=== Stored records ===
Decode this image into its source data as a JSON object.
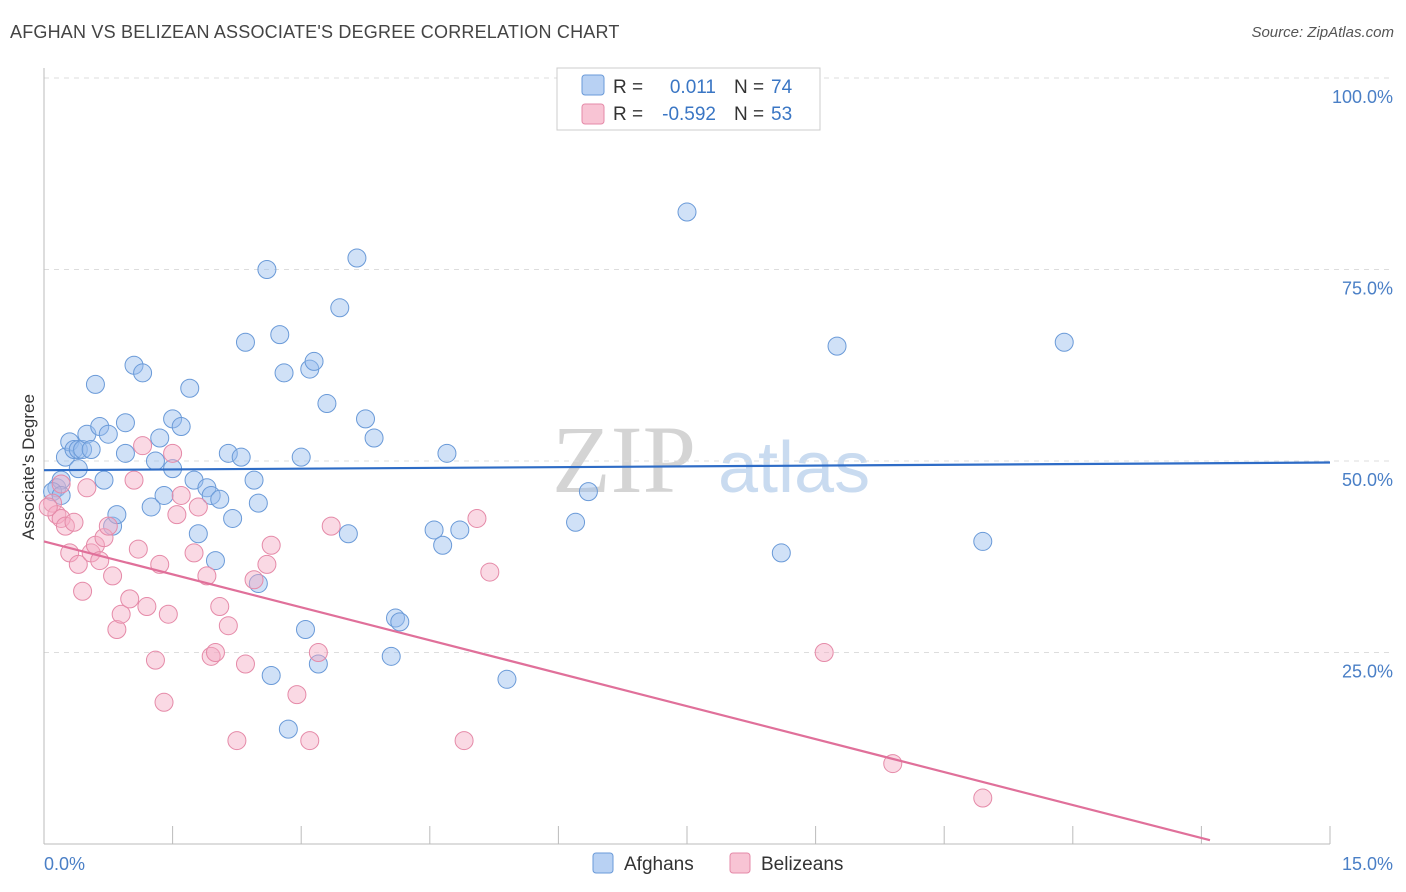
{
  "title": "AFGHAN VS BELIZEAN ASSOCIATE'S DEGREE CORRELATION CHART",
  "source": "Source: ZipAtlas.com",
  "watermark": {
    "part1": "ZIP",
    "part2": "atlas"
  },
  "legend_top": [
    {
      "r_label": "R =",
      "r_value": "0.011",
      "n_label": "N =",
      "n_value": "74",
      "fill": "#b8d1f3",
      "stroke": "#6a9ad8"
    },
    {
      "r_label": "R =",
      "r_value": "-0.592",
      "n_label": "N =",
      "n_value": "53",
      "fill": "#f8c4d4",
      "stroke": "#e58aa8"
    }
  ],
  "chart_data": {
    "type": "scatter",
    "title": "AFGHAN VS BELIZEAN ASSOCIATE'S DEGREE CORRELATION CHART",
    "xlabel": "",
    "ylabel": "Associate's Degree",
    "xlim": [
      0,
      15
    ],
    "ylim": [
      0,
      100
    ],
    "x_tick_labels": [
      {
        "value": 0,
        "label": "0.0%"
      },
      {
        "value": 15,
        "label": "15.0%"
      }
    ],
    "y_tick_labels": [
      {
        "value": 25,
        "label": "25.0%"
      },
      {
        "value": 50,
        "label": "50.0%"
      },
      {
        "value": 75,
        "label": "75.0%"
      },
      {
        "value": 100,
        "label": "100.0%"
      }
    ],
    "legend_position": "bottom-center",
    "series": [
      {
        "name": "Afghans",
        "color": "#6a9ad8",
        "fill": "rgba(150,188,238,0.45)",
        "trend": {
          "x": [
            0,
            15
          ],
          "y": [
            48.8,
            49.8
          ],
          "color": "#2e6cc6"
        },
        "points": [
          [
            0.15,
            46.5
          ],
          [
            0.2,
            47.5
          ],
          [
            0.25,
            50.5
          ],
          [
            0.3,
            52.5
          ],
          [
            0.35,
            51.5
          ],
          [
            0.4,
            49
          ],
          [
            0.4,
            51.5
          ],
          [
            0.45,
            51.5
          ],
          [
            0.5,
            53.5
          ],
          [
            0.55,
            51.5
          ],
          [
            0.6,
            60
          ],
          [
            0.65,
            54.5
          ],
          [
            0.7,
            47.5
          ],
          [
            0.75,
            53.5
          ],
          [
            0.8,
            41.5
          ],
          [
            0.85,
            43
          ],
          [
            0.95,
            55
          ],
          [
            0.95,
            51
          ],
          [
            1.05,
            62.5
          ],
          [
            1.15,
            61.5
          ],
          [
            1.25,
            44
          ],
          [
            1.3,
            50
          ],
          [
            1.35,
            53
          ],
          [
            1.4,
            45.5
          ],
          [
            1.5,
            49
          ],
          [
            1.5,
            55.5
          ],
          [
            1.6,
            54.5
          ],
          [
            1.7,
            59.5
          ],
          [
            1.75,
            47.5
          ],
          [
            1.8,
            40.5
          ],
          [
            1.9,
            46.5
          ],
          [
            1.95,
            45.5
          ],
          [
            2.0,
            37
          ],
          [
            2.05,
            45
          ],
          [
            2.15,
            51
          ],
          [
            2.2,
            42.5
          ],
          [
            2.3,
            50.5
          ],
          [
            2.35,
            65.5
          ],
          [
            2.45,
            47.5
          ],
          [
            2.5,
            44.5
          ],
          [
            2.5,
            34
          ],
          [
            2.6,
            75
          ],
          [
            2.65,
            22
          ],
          [
            2.75,
            66.5
          ],
          [
            2.8,
            61.5
          ],
          [
            2.85,
            15
          ],
          [
            3.0,
            50.5
          ],
          [
            3.05,
            28
          ],
          [
            3.1,
            62
          ],
          [
            3.15,
            63
          ],
          [
            3.2,
            23.5
          ],
          [
            3.3,
            57.5
          ],
          [
            3.45,
            70
          ],
          [
            3.55,
            40.5
          ],
          [
            3.65,
            76.5
          ],
          [
            3.75,
            55.5
          ],
          [
            3.85,
            53
          ],
          [
            4.05,
            24.5
          ],
          [
            4.1,
            29.5
          ],
          [
            4.15,
            29
          ],
          [
            4.55,
            41
          ],
          [
            4.65,
            39
          ],
          [
            4.7,
            51
          ],
          [
            4.85,
            41
          ],
          [
            5.4,
            21.5
          ],
          [
            6.2,
            42
          ],
          [
            6.35,
            46
          ],
          [
            7.5,
            82.5
          ],
          [
            8.6,
            38
          ],
          [
            9.25,
            65
          ],
          [
            10.95,
            39.5
          ],
          [
            11.9,
            65.5
          ],
          [
            0.1,
            46
          ],
          [
            0.2,
            45.5
          ]
        ]
      },
      {
        "name": "Belizeans",
        "color": "#e58aa8",
        "fill": "rgba(244,170,196,0.45)",
        "trend": {
          "x": [
            0,
            13.6
          ],
          "y": [
            39.5,
            0.5
          ],
          "color": "#e0709a"
        },
        "points": [
          [
            0.1,
            44.5
          ],
          [
            0.15,
            43
          ],
          [
            0.2,
            42.5
          ],
          [
            0.25,
            41.5
          ],
          [
            0.3,
            38
          ],
          [
            0.35,
            42
          ],
          [
            0.4,
            36.5
          ],
          [
            0.45,
            33
          ],
          [
            0.5,
            46.5
          ],
          [
            0.55,
            38
          ],
          [
            0.6,
            39
          ],
          [
            0.65,
            37
          ],
          [
            0.7,
            40
          ],
          [
            0.75,
            41.5
          ],
          [
            0.8,
            35
          ],
          [
            0.85,
            28
          ],
          [
            0.9,
            30
          ],
          [
            1.0,
            32
          ],
          [
            1.05,
            47.5
          ],
          [
            1.1,
            38.5
          ],
          [
            1.15,
            52
          ],
          [
            1.2,
            31
          ],
          [
            1.3,
            24
          ],
          [
            1.35,
            36.5
          ],
          [
            1.4,
            18.5
          ],
          [
            1.45,
            30
          ],
          [
            1.5,
            51
          ],
          [
            1.55,
            43
          ],
          [
            1.6,
            45.5
          ],
          [
            1.75,
            38
          ],
          [
            1.8,
            44
          ],
          [
            1.9,
            35
          ],
          [
            1.95,
            24.5
          ],
          [
            2.0,
            25
          ],
          [
            2.05,
            31
          ],
          [
            2.15,
            28.5
          ],
          [
            2.25,
            13.5
          ],
          [
            2.35,
            23.5
          ],
          [
            2.45,
            34.5
          ],
          [
            2.6,
            36.5
          ],
          [
            2.65,
            39
          ],
          [
            2.95,
            19.5
          ],
          [
            3.1,
            13.5
          ],
          [
            3.2,
            25
          ],
          [
            3.35,
            41.5
          ],
          [
            4.9,
            13.5
          ],
          [
            5.05,
            42.5
          ],
          [
            5.2,
            35.5
          ],
          [
            9.1,
            25
          ],
          [
            9.9,
            10.5
          ],
          [
            10.95,
            6
          ],
          [
            0.2,
            47
          ],
          [
            0.05,
            44
          ]
        ]
      }
    ]
  }
}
===
**Brief**
Check each line of the records above for "fill", and copy those that have it.

**Response to the exercise**
      "fill": "#b8d1f3",
      "fill": "#f8c4d4",
        "fill": "rgba(150,188,238,0.45)",
        "fill": "rgba(244,170,196,0.45)",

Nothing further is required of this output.